**PROVIDED ENTRIES**
•••

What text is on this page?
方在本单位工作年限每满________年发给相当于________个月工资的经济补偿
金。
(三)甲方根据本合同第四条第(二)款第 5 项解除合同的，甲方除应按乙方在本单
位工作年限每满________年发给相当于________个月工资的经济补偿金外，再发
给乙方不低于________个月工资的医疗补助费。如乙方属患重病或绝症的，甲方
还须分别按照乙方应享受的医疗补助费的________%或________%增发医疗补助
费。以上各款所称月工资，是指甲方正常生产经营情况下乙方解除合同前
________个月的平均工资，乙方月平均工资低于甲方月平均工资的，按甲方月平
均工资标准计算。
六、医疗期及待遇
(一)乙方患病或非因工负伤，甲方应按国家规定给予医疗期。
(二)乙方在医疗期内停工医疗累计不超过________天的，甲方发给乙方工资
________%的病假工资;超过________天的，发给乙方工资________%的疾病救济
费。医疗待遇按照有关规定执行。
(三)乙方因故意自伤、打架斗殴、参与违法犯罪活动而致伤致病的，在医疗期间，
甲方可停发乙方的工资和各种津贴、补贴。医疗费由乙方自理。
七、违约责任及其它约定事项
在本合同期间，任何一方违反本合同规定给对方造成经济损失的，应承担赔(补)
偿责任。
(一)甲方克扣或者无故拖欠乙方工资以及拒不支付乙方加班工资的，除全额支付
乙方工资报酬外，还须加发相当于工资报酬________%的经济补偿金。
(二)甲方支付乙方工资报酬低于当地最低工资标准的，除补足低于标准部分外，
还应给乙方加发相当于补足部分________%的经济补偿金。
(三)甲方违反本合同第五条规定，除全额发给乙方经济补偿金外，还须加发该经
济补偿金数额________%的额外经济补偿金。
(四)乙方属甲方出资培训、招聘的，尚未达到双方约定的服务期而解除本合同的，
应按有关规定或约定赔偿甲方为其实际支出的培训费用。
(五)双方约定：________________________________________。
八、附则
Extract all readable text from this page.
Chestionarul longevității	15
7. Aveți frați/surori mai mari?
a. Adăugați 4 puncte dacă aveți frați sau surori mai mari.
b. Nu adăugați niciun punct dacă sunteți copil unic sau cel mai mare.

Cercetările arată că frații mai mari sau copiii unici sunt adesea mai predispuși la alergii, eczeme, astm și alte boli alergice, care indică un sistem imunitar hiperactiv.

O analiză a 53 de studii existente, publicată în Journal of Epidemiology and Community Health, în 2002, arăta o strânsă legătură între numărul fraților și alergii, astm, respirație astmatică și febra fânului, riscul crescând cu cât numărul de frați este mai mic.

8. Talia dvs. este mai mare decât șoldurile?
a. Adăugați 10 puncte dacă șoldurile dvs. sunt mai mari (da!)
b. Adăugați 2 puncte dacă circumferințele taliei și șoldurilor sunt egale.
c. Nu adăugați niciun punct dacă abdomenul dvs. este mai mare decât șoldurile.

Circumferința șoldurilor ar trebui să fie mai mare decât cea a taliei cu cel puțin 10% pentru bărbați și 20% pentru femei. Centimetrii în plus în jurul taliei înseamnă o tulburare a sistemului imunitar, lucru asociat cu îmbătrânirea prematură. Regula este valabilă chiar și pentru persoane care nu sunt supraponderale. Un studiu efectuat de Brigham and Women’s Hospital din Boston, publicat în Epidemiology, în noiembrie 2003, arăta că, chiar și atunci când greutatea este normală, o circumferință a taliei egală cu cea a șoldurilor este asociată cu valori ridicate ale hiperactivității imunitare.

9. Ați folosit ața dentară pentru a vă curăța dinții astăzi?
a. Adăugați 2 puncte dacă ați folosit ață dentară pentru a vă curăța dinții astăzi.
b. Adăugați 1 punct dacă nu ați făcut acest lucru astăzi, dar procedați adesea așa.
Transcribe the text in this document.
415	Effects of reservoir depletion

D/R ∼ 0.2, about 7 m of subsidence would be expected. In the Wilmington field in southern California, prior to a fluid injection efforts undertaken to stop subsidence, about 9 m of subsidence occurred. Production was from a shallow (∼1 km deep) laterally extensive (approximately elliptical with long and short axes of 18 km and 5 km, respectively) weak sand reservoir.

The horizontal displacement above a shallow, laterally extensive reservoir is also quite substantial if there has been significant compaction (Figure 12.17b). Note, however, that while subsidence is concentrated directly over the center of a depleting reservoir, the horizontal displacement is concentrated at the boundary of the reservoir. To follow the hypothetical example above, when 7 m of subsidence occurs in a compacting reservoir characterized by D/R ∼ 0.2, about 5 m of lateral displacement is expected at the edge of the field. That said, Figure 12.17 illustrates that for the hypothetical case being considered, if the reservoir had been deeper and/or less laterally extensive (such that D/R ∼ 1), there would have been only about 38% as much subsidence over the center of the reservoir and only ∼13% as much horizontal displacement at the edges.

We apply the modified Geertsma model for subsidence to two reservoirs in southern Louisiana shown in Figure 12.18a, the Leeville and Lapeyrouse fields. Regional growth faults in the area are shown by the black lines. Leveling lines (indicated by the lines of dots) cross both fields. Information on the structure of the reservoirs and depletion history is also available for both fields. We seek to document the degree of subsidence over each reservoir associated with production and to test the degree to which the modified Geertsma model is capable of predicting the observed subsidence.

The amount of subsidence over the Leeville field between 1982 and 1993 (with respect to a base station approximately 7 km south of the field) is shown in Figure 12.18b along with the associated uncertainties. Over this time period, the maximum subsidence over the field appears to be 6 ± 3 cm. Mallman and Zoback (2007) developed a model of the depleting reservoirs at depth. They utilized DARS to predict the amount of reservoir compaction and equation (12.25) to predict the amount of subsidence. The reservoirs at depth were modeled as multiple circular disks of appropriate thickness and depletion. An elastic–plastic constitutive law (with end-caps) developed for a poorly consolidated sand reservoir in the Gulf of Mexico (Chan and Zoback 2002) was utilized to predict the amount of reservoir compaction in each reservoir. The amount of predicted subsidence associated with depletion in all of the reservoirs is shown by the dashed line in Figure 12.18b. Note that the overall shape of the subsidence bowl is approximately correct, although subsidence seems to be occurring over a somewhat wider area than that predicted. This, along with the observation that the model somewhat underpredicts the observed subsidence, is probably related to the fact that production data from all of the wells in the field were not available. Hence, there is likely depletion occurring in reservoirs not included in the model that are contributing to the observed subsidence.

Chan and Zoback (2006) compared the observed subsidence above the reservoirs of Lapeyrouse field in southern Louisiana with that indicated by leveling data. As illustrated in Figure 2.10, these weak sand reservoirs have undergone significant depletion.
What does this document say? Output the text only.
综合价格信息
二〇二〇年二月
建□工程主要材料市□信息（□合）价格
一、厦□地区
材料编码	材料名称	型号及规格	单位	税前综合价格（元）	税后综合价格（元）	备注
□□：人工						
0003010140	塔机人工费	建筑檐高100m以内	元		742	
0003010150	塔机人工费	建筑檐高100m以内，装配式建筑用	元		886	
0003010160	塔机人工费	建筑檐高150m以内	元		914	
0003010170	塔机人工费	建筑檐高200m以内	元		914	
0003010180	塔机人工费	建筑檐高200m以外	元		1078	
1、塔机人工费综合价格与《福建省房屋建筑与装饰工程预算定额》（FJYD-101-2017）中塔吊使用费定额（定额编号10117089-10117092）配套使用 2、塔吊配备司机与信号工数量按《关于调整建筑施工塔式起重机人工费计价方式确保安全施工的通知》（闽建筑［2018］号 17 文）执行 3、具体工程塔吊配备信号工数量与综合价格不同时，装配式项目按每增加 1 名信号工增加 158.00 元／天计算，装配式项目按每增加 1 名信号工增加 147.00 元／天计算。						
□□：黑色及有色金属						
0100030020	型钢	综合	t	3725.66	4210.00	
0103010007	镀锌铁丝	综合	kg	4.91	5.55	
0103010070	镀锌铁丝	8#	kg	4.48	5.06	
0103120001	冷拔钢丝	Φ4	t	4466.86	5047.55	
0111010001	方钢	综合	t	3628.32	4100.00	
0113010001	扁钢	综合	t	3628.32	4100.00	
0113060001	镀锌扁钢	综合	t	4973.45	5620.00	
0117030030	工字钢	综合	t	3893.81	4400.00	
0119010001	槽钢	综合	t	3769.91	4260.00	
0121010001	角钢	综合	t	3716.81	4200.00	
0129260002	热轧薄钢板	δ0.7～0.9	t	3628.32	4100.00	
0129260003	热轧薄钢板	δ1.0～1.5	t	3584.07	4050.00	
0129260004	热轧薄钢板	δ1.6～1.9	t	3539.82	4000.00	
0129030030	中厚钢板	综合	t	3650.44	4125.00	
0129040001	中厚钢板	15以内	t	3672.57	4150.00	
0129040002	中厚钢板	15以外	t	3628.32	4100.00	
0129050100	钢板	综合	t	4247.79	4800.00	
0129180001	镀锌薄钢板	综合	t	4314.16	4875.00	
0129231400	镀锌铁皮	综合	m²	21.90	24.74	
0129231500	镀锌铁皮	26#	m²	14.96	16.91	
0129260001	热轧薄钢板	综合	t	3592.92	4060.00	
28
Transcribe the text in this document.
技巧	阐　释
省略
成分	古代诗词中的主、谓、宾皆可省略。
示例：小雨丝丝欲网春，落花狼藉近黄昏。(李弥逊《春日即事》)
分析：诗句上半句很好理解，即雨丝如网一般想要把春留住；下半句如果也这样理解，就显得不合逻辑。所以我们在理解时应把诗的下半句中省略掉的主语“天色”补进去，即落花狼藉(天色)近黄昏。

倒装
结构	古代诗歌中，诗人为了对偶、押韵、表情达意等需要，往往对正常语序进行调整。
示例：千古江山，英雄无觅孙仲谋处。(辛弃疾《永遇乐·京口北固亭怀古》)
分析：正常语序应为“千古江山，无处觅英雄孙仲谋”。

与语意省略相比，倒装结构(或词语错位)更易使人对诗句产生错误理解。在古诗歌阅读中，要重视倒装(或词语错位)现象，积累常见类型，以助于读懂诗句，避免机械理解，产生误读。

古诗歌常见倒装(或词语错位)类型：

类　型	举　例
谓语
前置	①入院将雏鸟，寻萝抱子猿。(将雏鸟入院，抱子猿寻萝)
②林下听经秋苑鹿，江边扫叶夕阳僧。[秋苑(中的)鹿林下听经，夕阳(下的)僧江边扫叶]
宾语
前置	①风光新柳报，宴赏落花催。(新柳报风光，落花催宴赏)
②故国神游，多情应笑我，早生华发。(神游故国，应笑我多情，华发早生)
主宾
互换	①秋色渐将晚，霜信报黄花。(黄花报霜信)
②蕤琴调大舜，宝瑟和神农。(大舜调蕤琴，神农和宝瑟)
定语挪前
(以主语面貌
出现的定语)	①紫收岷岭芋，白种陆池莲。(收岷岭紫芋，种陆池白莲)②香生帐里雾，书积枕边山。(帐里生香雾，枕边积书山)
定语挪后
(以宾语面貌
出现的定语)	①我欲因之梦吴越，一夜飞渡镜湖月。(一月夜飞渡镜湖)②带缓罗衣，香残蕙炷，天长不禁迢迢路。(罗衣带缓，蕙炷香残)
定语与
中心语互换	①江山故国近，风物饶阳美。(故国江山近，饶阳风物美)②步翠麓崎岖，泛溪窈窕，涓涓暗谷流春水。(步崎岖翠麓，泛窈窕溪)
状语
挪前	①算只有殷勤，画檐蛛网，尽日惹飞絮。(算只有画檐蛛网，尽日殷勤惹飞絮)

•••

**EXERCISE REQUIREMENTS**
Which lines contain "astm"? Copy each of them out.

**RESPONSE**
Cercetările arată că frații mai mari sau copiii unici sunt adesea mai predispuși la alergii, eczeme, astm și alte boli alergice, care indică un sistem imunitar hiperactiv.
O analiză a 53 de studii existente, publicată în Journal of Epidemiology and Community Health, în 2002, arăta o strânsă legătură între numărul fraților și alergii, astm, respirație astmatică și febra fânului, riscul crescând cu cât numărul de frați este mai mic.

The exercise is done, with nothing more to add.